▶ Data entries:
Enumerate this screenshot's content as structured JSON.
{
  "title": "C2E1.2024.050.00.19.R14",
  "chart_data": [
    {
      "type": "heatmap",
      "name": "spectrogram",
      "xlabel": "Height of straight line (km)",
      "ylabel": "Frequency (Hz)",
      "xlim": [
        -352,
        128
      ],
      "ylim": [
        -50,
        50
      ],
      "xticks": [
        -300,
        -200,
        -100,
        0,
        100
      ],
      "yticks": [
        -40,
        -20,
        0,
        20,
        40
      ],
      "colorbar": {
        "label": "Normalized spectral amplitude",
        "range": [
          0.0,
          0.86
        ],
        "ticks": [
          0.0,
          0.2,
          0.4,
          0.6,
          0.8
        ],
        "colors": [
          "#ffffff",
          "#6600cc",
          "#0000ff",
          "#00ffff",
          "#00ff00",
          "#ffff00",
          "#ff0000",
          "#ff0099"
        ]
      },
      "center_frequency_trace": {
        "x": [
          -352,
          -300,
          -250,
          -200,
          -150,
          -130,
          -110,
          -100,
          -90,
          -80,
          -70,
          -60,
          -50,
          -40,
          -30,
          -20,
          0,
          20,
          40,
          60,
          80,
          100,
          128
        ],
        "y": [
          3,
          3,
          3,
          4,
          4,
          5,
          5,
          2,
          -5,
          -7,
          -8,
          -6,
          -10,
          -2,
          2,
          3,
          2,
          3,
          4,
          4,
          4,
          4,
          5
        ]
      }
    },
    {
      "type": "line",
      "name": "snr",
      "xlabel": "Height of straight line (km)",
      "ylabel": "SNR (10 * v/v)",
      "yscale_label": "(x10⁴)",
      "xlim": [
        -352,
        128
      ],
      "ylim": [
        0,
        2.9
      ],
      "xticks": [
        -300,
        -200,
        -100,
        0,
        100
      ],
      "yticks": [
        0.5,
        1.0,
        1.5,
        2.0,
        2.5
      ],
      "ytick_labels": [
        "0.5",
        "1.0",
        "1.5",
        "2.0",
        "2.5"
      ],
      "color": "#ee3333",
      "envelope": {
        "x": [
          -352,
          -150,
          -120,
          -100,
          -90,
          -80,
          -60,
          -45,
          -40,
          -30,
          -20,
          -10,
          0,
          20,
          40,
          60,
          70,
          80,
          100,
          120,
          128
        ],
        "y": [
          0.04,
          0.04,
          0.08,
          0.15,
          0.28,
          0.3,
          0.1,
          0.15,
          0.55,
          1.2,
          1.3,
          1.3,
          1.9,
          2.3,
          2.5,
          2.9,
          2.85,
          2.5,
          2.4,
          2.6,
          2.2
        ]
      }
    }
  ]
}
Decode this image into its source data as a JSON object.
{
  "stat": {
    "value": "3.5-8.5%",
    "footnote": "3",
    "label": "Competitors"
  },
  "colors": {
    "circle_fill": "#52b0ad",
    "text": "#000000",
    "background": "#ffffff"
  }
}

▶ Work instructions: Return the listing above in full, character for character.

▶ Reply to the task:
Enumerate this screenshot's content as structured JSON.
{
  "title": "C2E1.2024.050.00.19.R14",
  "chart_data": [
    {
      "type": "heatmap",
      "name": "spectrogram",
      "xlabel": "Height of straight line (km)",
      "ylabel": "Frequency (Hz)",
      "xlim": [
        -352,
        128
      ],
      "ylim": [
        -50,
        50
      ],
      "xticks": [
        -300,
        -200,
        -100,
        0,
        100
      ],
      "yticks": [
        -40,
        -20,
        0,
        20,
        40
      ],
      "colorbar": {
        "label": "Normalized spectral amplitude",
        "range": [
          0.0,
          0.86
        ],
        "ticks": [
          0.0,
          0.2,
          0.4,
          0.6,
          0.8
        ],
        "colors": [
          "#ffffff",
          "#6600cc",
          "#0000ff",
          "#00ffff",
          "#00ff00",
          "#ffff00",
          "#ff0000",
          "#ff0099"
        ]
      },
      "center_frequency_trace": {
        "x": [
          -352,
          -300,
          -250,
          -200,
          -150,
          -130,
          -110,
          -100,
          -90,
          -80,
          -70,
          -60,
          -50,
          -40,
          -30,
          -20,
          0,
          20,
          40,
          60,
          80,
          100,
          128
        ],
        "y": [
          3,
          3,
          3,
          4,
          4,
          5,
          5,
          2,
          -5,
          -7,
          -8,
          -6,
          -10,
          -2,
          2,
          3,
          2,
          3,
          4,
          4,
          4,
          4,
          5
        ]
      }
    },
    {
      "type": "line",
      "name": "snr",
      "xlabel": "Height of straight line (km)",
      "ylabel": "SNR (10 * v/v)",
      "yscale_label": "(x10⁴)",
      "xlim": [
        -352,
        128
      ],
      "ylim": [
        0,
        2.9
      ],
      "xticks": [
        -300,
        -200,
        -100,
        0,
        100
      ],
      "yticks": [
        0.5,
        1.0,
        1.5,
        2.0,
        2.5
      ],
      "ytick_labels": [
        "0.5",
        "1.0",
        "1.5",
        "2.0",
        "2.5"
      ],
      "color": "#ee3333",
      "envelope": {
        "x": [
          -352,
          -150,
          -120,
          -100,
          -90,
          -80,
          -60,
          -45,
          -40,
          -30,
          -20,
          -10,
          0,
          20,
          40,
          60,
          70,
          80,
          100,
          120,
          128
        ],
        "y": [
          0.04,
          0.04,
          0.08,
          0.15,
          0.28,
          0.3,
          0.1,
          0.15,
          0.55,
          1.2,
          1.3,
          1.3,
          1.9,
          2.3,
          2.5,
          2.9,
          2.85,
          2.5,
          2.4,
          2.6,
          2.2
        ]
      }
    }
  ]
}
Decode this image into its source data as a JSON object.
{
  "stat": {
    "value": "3.5-8.5%",
    "footnote": "3",
    "label": "Competitors"
  },
  "colors": {
    "circle_fill": "#52b0ad",
    "text": "#000000",
    "background": "#ffffff"
  }
}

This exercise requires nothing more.